- [EXERCISE]: Copy all the records below, swapping every "data-label" for "value-label" and leaving everything else unchanged.
##### RECORDS FOR PROCESSING #####
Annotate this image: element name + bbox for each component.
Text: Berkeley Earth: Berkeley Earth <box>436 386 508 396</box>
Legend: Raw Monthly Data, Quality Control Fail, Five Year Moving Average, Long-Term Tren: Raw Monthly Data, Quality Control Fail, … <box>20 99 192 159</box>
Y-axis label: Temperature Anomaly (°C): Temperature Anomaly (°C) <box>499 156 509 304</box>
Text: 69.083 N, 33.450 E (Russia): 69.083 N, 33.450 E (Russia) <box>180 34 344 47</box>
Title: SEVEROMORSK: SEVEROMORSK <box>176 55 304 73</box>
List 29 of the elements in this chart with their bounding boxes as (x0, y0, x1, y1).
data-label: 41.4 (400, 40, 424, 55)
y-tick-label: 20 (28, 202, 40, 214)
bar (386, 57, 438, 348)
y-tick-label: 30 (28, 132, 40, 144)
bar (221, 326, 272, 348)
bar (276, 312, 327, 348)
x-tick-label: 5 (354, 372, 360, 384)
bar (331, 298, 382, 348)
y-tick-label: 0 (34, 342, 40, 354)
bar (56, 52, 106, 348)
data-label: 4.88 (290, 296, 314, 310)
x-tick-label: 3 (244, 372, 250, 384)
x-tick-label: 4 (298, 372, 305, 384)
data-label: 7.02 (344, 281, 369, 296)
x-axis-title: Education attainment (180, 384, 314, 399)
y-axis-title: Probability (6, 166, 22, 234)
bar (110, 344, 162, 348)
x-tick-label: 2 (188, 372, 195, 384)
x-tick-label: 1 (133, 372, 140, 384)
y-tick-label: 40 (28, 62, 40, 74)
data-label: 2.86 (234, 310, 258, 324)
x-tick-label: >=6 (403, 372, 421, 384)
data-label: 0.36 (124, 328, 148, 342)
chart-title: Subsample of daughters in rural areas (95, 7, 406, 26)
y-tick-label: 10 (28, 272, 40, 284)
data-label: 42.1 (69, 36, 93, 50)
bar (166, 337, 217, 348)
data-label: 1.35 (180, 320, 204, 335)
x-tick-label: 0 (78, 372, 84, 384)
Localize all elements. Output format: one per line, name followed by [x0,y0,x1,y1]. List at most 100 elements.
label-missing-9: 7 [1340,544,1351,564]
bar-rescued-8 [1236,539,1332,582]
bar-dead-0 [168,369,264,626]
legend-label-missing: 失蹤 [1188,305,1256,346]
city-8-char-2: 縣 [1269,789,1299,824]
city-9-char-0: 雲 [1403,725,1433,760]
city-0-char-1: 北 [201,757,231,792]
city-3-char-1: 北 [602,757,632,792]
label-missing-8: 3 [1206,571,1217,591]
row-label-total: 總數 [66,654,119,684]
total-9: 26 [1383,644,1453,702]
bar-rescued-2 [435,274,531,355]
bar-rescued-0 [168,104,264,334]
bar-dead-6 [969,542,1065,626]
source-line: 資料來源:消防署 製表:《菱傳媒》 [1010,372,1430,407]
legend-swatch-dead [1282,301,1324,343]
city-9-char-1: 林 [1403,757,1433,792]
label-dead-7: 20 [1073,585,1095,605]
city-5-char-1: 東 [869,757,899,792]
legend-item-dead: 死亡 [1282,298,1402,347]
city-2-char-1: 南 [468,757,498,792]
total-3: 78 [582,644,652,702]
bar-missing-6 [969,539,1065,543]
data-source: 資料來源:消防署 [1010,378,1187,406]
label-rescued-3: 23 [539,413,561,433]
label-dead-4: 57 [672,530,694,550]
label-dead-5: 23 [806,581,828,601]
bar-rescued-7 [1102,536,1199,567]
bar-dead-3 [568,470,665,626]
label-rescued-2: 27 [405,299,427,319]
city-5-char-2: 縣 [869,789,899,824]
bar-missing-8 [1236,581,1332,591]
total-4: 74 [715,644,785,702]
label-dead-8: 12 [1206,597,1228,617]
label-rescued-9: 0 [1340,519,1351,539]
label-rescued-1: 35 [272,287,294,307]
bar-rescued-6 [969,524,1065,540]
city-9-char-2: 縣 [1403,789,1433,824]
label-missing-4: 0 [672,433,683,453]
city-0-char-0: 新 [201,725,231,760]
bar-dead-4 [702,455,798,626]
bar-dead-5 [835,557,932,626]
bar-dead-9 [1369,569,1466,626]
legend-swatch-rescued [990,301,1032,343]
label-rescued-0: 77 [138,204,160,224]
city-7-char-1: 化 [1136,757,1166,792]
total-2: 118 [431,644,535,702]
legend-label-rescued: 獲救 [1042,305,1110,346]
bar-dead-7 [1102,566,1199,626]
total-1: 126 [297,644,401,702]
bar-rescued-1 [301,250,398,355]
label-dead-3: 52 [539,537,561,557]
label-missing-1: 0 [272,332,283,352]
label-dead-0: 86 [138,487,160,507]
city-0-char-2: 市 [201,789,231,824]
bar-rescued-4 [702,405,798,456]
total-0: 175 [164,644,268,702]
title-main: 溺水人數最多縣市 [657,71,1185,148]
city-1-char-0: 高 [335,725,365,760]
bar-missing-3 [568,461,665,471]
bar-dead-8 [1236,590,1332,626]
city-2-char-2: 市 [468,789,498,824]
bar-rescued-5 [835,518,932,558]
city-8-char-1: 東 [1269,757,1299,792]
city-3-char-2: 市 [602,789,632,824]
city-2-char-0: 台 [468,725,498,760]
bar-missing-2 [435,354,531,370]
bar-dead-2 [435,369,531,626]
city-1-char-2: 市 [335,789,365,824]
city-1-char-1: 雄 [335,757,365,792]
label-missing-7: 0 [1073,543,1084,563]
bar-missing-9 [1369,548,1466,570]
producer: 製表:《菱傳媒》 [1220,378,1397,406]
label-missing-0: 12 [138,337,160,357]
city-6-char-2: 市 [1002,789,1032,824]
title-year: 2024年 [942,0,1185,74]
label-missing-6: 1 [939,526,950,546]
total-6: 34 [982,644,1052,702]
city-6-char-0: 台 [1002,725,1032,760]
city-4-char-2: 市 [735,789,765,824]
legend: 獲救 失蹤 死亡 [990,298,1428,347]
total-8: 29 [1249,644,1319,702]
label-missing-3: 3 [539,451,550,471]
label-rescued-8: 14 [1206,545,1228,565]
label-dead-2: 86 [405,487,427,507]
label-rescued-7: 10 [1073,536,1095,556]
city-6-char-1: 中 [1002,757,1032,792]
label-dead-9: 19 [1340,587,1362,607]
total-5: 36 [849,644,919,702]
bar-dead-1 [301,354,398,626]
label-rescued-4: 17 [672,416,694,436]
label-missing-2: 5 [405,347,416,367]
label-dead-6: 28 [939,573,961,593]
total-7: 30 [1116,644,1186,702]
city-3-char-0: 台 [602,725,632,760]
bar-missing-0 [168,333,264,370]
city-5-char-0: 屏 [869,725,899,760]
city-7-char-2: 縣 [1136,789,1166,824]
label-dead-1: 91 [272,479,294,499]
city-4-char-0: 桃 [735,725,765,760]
#####
- [WORKED ANSWER]:
Annotate this image: element name + bbox for each component.
Text: Berkeley Earth: Berkeley Earth <box>436 386 508 396</box>
Legend: Raw Monthly Data, Quality Control Fail, Five Year Moving Average, Long-Term Tren: Raw Monthly Data, Quality Control Fail, … <box>20 99 192 159</box>
Y-axis label: Temperature Anomaly (°C): Temperature Anomaly (°C) <box>499 156 509 304</box>
Text: 69.083 N, 33.450 E (Russia): 69.083 N, 33.450 E (Russia) <box>180 34 344 47</box>
Title: SEVEROMORSK: SEVEROMORSK <box>176 55 304 73</box>
List 29 of the elements in this chart with their bounding boxes as (x0, y0, x1, y1).
value-label: 41.4 (400, 40, 424, 55)
y-tick-label: 20 (28, 202, 40, 214)
bar (386, 57, 438, 348)
y-tick-label: 30 (28, 132, 40, 144)
bar (221, 326, 272, 348)
bar (276, 312, 327, 348)
x-tick-label: 5 (354, 372, 360, 384)
bar (331, 298, 382, 348)
y-tick-label: 0 (34, 342, 40, 354)
bar (56, 52, 106, 348)
value-label: 4.88 (290, 296, 314, 310)
x-tick-label: 3 (244, 372, 250, 384)
x-tick-label: 4 (298, 372, 305, 384)
value-label: 7.02 (344, 281, 369, 296)
x-axis-title: Education attainment (180, 384, 314, 399)
y-axis-title: Probability (6, 166, 22, 234)
bar (110, 344, 162, 348)
x-tick-label: 2 (188, 372, 195, 384)
x-tick-label: 1 (133, 372, 140, 384)
y-tick-label: 40 (28, 62, 40, 74)
value-label: 2.86 (234, 310, 258, 324)
x-tick-label: >=6 (403, 372, 421, 384)
value-label: 0.36 (124, 328, 148, 342)
chart-title: Subsample of daughters in rural areas (95, 7, 406, 26)
y-tick-label: 10 (28, 272, 40, 284)
value-label: 42.1 (69, 36, 93, 50)
bar (166, 337, 217, 348)
value-label: 1.35 (180, 320, 204, 335)
x-tick-label: 0 (78, 372, 84, 384)
Localize all elements. Output format: one per line, name followed by [x0,y0,x1,y1]. List at most 100 elements.
label-missing-9: 7 [1340,544,1351,564]
bar-rescued-8 [1236,539,1332,582]
bar-dead-0 [168,369,264,626]
legend-label-missing: 失蹤 [1188,305,1256,346]
city-8-char-2: 縣 [1269,789,1299,824]
city-9-char-0: 雲 [1403,725,1433,760]
city-0-char-1: 北 [201,757,231,792]
city-3-char-1: 北 [602,757,632,792]
label-missing-8: 3 [1206,571,1217,591]
row-label-total: 總數 [66,654,119,684]
total-9: 26 [1383,644,1453,702]
bar-rescued-2 [435,274,531,355]
bar-rescued-0 [168,104,264,334]
bar-dead-6 [969,542,1065,626]
source-line: 資料來源:消防署 製表:《菱傳媒》 [1010,372,1430,407]
legend-swatch-dead [1282,301,1324,343]
city-9-char-1: 林 [1403,757,1433,792]
label-dead-7: 20 [1073,585,1095,605]
city-5-char-1: 東 [869,757,899,792]
legend-item-dead: 死亡 [1282,298,1402,347]
city-2-char-1: 南 [468,757,498,792]
total-3: 78 [582,644,652,702]
bar-missing-6 [969,539,1065,543]
data-source: 資料來源:消防署 [1010,378,1187,406]
label-rescued-3: 23 [539,413,561,433]
label-dead-4: 57 [672,530,694,550]
label-dead-5: 23 [806,581,828,601]
bar-rescued-7 [1102,536,1199,567]
bar-dead-3 [568,470,665,626]
label-rescued-2: 27 [405,299,427,319]
city-5-char-2: 縣 [869,789,899,824]
bar-missing-8 [1236,581,1332,591]
total-4: 74 [715,644,785,702]
label-dead-8: 12 [1206,597,1228,617]
label-rescued-9: 0 [1340,519,1351,539]
label-rescued-1: 35 [272,287,294,307]
bar-rescued-6 [969,524,1065,540]
city-9-char-2: 縣 [1403,789,1433,824]
label-missing-4: 0 [672,433,683,453]
city-0-char-0: 新 [201,725,231,760]
bar-dead-4 [702,455,798,626]
bar-dead-5 [835,557,932,626]
bar-dead-9 [1369,569,1466,626]
legend-swatch-rescued [990,301,1032,343]
label-rescued-0: 77 [138,204,160,224]
city-7-char-1: 化 [1136,757,1166,792]
total-2: 118 [431,644,535,702]
legend-label-rescued: 獲救 [1042,305,1110,346]
bar-dead-7 [1102,566,1199,626]
total-1: 126 [297,644,401,702]
bar-rescued-1 [301,250,398,355]
label-dead-3: 52 [539,537,561,557]
label-missing-1: 0 [272,332,283,352]
label-dead-0: 86 [138,487,160,507]
city-0-char-2: 市 [201,789,231,824]
bar-rescued-4 [702,405,798,456]
total-0: 175 [164,644,268,702]
title-main: 溺水人數最多縣市 [657,71,1185,148]
city-1-char-0: 高 [335,725,365,760]
bar-missing-3 [568,461,665,471]
bar-dead-8 [1236,590,1332,626]
city-2-char-2: 市 [468,789,498,824]
bar-rescued-5 [835,518,932,558]
city-8-char-1: 東 [1269,757,1299,792]
city-3-char-2: 市 [602,789,632,824]
city-2-char-0: 台 [468,725,498,760]
bar-missing-2 [435,354,531,370]
bar-dead-2 [435,369,531,626]
city-1-char-2: 市 [335,789,365,824]
city-1-char-1: 雄 [335,757,365,792]
label-missing-7: 0 [1073,543,1084,563]
bar-missing-9 [1369,548,1466,570]
producer: 製表:《菱傳媒》 [1220,378,1397,406]
label-missing-0: 12 [138,337,160,357]
city-6-char-2: 市 [1002,789,1032,824]
title-year: 2024年 [942,0,1185,74]
label-missing-6: 1 [939,526,950,546]
total-6: 34 [982,644,1052,702]
city-6-char-0: 台 [1002,725,1032,760]
city-4-char-2: 市 [735,789,765,824]
legend: 獲救 失蹤 死亡 [990,298,1428,347]
total-8: 29 [1249,644,1319,702]
label-missing-3: 3 [539,451,550,471]
label-rescued-8: 14 [1206,545,1228,565]
label-dead-2: 86 [405,487,427,507]
label-rescued-7: 10 [1073,536,1095,556]
city-6-char-1: 中 [1002,757,1032,792]
label-dead-9: 19 [1340,587,1362,607]
total-5: 36 [849,644,919,702]
bar-dead-1 [301,354,398,626]
label-rescued-4: 17 [672,416,694,436]
label-missing-2: 5 [405,347,416,367]
label-dead-6: 28 [939,573,961,593]
total-7: 30 [1116,644,1186,702]
city-3-char-0: 台 [602,725,632,760]
bar-missing-0 [168,333,264,370]
city-5-char-0: 屏 [869,725,899,760]
city-7-char-2: 縣 [1136,789,1166,824]
label-dead-1: 91 [272,479,294,499]
city-4-char-0: 桃 [735,725,765,760]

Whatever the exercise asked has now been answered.